START Provided data
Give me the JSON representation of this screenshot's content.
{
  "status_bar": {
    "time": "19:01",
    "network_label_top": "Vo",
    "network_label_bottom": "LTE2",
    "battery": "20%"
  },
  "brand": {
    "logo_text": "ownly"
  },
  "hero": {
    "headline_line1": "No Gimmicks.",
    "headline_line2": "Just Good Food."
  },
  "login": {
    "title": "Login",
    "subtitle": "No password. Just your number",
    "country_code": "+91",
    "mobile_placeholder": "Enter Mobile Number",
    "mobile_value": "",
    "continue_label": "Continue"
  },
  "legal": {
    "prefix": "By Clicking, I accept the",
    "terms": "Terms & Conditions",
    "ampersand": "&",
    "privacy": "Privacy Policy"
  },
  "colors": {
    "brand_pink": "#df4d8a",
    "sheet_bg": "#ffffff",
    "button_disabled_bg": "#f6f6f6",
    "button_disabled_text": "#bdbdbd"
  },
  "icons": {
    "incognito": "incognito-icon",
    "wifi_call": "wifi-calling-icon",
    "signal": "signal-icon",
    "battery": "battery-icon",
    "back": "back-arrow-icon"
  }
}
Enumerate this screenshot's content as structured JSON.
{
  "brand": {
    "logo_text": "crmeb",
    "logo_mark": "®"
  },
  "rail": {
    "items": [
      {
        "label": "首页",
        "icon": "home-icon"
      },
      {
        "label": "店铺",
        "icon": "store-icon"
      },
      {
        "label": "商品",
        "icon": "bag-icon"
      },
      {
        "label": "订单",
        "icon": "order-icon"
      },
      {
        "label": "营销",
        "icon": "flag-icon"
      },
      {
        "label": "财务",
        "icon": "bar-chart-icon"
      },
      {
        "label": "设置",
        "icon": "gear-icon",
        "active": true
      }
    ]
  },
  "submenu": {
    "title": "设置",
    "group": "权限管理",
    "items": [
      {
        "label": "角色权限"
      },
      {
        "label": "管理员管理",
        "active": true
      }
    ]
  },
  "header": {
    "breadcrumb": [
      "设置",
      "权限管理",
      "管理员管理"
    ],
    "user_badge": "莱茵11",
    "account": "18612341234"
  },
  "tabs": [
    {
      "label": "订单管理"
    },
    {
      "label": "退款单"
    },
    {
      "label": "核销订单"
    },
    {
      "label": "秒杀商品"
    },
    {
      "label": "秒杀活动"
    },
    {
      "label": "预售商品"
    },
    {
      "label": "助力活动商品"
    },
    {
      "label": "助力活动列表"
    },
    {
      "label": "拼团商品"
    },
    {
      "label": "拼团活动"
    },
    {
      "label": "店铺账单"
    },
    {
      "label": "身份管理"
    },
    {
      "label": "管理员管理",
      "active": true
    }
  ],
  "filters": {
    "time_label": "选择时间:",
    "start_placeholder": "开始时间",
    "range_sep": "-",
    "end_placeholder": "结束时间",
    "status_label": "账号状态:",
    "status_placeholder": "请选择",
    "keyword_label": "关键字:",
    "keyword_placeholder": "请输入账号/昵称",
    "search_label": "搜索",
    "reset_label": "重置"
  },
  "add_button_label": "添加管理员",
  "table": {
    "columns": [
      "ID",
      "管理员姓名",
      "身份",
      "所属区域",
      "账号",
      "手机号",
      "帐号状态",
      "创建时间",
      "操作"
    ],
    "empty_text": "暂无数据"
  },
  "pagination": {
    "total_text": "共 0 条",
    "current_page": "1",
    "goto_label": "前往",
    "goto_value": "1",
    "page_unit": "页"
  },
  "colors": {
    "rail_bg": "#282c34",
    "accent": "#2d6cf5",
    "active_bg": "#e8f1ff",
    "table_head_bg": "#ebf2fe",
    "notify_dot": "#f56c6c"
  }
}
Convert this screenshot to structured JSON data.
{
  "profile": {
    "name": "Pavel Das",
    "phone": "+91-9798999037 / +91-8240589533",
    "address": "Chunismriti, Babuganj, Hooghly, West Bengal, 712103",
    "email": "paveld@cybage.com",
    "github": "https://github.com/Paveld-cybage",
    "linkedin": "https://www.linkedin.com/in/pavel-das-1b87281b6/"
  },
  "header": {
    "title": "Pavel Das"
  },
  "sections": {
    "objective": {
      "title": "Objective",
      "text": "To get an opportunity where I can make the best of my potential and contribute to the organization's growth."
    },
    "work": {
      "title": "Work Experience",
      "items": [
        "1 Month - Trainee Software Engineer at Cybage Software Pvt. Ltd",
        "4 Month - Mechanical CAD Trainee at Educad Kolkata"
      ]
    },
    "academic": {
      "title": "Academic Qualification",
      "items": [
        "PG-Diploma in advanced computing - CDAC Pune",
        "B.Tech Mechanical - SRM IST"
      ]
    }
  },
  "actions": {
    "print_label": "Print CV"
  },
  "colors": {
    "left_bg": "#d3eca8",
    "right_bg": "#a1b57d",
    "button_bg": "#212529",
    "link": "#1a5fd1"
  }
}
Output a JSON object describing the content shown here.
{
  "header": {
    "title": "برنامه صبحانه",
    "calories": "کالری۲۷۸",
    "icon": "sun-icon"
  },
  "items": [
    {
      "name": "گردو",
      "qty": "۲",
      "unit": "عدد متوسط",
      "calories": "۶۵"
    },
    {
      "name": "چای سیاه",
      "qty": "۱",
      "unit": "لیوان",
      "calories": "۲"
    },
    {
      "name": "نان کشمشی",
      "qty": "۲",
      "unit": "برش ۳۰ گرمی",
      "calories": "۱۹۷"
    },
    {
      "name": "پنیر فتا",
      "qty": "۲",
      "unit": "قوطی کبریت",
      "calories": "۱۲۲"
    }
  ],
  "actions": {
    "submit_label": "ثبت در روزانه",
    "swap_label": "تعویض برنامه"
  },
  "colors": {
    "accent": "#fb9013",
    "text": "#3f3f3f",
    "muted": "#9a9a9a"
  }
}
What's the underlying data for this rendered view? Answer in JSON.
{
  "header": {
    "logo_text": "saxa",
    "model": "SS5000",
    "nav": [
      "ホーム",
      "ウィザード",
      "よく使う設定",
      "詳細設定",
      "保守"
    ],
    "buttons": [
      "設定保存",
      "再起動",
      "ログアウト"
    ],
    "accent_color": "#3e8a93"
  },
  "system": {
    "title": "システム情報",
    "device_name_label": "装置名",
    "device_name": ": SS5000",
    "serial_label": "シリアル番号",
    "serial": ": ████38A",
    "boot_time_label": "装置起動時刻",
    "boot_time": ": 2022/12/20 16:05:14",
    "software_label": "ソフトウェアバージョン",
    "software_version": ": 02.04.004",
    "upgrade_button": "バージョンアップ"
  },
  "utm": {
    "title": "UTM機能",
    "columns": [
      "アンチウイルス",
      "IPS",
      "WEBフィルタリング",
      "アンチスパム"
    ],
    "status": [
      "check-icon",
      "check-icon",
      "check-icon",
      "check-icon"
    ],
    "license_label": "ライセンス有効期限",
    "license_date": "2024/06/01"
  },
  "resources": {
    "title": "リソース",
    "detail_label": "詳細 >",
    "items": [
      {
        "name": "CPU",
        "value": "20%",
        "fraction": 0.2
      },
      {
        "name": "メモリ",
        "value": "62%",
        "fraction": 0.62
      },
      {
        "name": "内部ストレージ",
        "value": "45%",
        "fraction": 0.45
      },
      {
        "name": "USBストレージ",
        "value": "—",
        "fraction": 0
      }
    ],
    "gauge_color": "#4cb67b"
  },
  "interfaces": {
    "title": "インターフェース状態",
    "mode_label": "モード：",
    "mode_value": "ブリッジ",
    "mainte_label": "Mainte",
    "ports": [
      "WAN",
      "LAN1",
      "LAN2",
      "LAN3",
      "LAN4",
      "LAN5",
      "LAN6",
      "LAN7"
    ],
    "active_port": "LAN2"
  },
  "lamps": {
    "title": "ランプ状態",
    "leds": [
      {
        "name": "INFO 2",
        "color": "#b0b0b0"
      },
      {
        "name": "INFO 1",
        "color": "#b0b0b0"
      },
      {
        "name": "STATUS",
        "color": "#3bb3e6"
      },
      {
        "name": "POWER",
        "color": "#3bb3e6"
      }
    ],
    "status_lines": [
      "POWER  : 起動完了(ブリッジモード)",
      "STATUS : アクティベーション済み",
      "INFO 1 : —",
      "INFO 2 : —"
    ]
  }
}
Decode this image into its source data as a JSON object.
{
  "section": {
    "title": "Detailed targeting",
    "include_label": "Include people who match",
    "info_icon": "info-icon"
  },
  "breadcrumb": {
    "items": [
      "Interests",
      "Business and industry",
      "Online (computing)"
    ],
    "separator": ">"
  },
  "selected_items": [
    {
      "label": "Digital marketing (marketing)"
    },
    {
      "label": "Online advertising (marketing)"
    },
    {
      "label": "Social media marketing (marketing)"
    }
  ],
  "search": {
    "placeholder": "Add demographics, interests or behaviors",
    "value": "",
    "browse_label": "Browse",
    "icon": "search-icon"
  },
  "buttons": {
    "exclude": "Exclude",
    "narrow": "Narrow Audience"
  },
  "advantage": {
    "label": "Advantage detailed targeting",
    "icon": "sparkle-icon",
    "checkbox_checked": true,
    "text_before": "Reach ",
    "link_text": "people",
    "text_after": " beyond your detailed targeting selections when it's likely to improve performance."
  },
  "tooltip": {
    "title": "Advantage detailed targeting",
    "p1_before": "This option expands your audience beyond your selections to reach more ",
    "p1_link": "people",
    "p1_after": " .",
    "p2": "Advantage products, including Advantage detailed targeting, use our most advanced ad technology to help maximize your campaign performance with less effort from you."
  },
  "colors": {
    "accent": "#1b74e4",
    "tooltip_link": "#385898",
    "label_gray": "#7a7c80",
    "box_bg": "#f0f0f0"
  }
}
END Provided data
▶ **Goal of the exercise**
Search the data for "Just". Copy every matching line.

▶ **Problem solution**
    "headline_line2": "Just Good Food."
    "subtitle": "No password. Just your number",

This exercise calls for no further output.